Exercise details —
Work through the data line by line, gathering every line that has the word "Gianfranco".
##### Data in this exercise
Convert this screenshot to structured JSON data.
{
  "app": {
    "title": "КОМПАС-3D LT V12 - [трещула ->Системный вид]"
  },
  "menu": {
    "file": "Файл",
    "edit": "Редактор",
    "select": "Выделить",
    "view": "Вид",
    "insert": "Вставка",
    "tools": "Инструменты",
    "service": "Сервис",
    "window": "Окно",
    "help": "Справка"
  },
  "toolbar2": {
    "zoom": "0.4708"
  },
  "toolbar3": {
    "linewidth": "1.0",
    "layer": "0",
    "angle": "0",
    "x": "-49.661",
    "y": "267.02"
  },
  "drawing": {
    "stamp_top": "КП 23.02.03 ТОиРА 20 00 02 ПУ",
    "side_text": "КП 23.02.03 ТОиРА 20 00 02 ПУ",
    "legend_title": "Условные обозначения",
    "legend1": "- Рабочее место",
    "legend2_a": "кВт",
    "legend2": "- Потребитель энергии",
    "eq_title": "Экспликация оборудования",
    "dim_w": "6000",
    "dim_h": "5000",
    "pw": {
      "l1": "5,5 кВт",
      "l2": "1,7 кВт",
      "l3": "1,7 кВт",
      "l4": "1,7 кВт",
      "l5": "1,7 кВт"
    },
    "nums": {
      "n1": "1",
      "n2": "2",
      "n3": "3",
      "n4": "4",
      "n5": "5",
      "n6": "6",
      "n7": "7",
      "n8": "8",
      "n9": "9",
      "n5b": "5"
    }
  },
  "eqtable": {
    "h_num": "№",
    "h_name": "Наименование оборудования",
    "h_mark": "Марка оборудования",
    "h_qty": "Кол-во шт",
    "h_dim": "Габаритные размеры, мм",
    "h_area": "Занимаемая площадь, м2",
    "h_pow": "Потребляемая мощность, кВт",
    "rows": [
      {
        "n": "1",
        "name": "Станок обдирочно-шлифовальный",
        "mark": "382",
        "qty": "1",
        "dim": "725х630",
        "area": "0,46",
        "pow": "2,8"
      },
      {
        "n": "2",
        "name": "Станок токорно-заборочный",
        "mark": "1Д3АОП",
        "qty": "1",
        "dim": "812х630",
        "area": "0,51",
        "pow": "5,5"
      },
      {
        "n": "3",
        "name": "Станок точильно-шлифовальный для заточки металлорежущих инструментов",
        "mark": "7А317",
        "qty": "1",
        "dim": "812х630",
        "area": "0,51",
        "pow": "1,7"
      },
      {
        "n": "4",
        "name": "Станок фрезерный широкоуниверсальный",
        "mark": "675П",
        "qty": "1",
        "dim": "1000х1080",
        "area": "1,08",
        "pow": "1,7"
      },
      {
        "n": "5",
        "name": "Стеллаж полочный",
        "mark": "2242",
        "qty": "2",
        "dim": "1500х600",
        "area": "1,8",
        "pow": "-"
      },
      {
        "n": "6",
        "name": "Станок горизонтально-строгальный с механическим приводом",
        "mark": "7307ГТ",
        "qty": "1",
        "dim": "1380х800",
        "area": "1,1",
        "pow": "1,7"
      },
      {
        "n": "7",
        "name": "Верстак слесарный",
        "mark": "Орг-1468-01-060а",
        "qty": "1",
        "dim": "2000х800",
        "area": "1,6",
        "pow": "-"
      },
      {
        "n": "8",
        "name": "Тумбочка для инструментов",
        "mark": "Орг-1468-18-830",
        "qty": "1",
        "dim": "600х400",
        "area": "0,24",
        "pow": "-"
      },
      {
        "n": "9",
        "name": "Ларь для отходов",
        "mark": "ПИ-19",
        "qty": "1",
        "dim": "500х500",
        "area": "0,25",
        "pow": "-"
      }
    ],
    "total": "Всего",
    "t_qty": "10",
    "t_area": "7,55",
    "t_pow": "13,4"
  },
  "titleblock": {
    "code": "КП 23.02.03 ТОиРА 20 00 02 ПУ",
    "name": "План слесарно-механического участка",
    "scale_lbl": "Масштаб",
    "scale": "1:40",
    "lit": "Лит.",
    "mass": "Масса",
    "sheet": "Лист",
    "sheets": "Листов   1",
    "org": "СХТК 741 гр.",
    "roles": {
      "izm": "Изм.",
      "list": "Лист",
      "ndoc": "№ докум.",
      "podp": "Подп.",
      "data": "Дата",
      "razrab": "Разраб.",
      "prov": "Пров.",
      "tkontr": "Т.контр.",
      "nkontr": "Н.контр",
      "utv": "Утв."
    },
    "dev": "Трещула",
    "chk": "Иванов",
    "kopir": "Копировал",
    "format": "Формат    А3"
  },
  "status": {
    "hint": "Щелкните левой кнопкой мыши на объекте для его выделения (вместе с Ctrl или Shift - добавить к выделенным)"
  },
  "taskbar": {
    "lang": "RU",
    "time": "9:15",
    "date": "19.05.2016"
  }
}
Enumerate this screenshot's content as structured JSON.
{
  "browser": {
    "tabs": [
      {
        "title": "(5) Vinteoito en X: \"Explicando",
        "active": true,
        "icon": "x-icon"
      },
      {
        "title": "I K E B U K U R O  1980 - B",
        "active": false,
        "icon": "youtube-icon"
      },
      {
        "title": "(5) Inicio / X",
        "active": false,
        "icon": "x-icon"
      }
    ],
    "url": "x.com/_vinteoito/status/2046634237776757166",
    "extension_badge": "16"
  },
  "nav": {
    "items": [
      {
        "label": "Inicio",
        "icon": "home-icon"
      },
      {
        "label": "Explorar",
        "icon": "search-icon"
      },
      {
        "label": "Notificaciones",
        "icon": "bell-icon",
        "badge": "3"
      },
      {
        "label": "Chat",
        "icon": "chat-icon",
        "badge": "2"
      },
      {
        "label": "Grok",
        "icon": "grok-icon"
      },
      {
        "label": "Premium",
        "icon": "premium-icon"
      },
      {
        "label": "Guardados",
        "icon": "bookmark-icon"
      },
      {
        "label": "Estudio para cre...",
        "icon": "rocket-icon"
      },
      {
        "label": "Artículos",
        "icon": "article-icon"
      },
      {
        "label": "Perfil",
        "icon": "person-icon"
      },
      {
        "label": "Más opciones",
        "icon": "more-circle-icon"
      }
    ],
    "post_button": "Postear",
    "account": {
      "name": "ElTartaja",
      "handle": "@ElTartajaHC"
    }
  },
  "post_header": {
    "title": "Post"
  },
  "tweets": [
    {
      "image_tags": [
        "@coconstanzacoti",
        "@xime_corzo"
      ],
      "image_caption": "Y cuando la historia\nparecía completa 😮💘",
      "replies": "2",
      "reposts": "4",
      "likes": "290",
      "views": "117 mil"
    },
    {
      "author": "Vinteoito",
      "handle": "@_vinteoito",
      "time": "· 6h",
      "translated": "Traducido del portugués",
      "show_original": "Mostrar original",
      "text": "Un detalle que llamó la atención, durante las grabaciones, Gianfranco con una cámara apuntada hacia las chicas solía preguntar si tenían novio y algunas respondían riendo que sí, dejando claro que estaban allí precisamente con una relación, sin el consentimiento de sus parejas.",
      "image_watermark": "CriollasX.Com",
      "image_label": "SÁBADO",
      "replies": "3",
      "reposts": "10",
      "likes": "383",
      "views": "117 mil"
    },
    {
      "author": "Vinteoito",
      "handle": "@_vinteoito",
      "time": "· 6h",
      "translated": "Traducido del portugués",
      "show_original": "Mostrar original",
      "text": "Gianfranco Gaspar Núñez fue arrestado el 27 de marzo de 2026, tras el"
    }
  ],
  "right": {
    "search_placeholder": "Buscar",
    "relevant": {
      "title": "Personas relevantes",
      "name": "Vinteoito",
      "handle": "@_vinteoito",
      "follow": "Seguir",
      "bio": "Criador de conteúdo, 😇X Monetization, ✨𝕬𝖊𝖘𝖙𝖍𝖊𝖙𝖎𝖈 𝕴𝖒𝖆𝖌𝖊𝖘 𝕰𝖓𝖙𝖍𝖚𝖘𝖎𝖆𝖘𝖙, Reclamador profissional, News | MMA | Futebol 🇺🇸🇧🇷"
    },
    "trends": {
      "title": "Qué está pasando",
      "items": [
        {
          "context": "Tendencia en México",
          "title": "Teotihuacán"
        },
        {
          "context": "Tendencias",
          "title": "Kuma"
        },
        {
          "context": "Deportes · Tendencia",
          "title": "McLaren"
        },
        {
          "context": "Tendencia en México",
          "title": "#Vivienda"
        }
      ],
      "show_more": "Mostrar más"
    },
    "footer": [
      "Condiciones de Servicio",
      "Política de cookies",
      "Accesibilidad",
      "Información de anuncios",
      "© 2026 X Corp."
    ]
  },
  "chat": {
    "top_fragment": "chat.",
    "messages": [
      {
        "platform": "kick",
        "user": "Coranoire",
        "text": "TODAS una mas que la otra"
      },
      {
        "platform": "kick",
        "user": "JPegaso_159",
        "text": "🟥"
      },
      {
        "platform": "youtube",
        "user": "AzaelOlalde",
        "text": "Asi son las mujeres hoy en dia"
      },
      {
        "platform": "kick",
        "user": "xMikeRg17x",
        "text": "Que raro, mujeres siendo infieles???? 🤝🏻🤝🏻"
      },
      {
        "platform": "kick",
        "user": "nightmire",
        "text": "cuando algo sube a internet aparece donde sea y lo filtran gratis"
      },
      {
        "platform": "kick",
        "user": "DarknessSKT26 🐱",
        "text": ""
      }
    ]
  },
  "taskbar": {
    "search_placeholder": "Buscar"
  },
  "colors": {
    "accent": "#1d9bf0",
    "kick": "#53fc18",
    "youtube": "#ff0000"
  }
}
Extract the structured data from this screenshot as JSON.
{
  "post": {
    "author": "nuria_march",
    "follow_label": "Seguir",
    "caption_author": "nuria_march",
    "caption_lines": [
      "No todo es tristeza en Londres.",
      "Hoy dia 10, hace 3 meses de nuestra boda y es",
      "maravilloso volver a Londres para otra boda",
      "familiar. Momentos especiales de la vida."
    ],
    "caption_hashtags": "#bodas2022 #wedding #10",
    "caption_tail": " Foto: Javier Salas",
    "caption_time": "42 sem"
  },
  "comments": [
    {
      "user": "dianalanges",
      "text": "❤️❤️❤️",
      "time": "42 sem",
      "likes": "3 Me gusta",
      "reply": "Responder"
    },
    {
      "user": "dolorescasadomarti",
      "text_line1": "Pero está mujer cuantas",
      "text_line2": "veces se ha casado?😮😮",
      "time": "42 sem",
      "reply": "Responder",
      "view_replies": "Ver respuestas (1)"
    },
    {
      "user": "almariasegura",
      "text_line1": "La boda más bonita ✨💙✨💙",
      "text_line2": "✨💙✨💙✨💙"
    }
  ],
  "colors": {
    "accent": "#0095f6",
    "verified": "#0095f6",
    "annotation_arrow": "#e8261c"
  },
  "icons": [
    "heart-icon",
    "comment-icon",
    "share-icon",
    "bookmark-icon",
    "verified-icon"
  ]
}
##########
Correct response —
      "text": "Un detalle que llamó la atención, durante las grabaciones, Gianfranco con una cámara apuntada hacia las chicas solía preguntar si tenían novio y algunas respondían riendo que sí, dejando claro que estaban allí precisamente con una relación, sin el consentimiento de sus parejas.",
      "text": "Gianfranco Gaspar Núñez fue arrestado el 27 de marzo de 2026, tras el"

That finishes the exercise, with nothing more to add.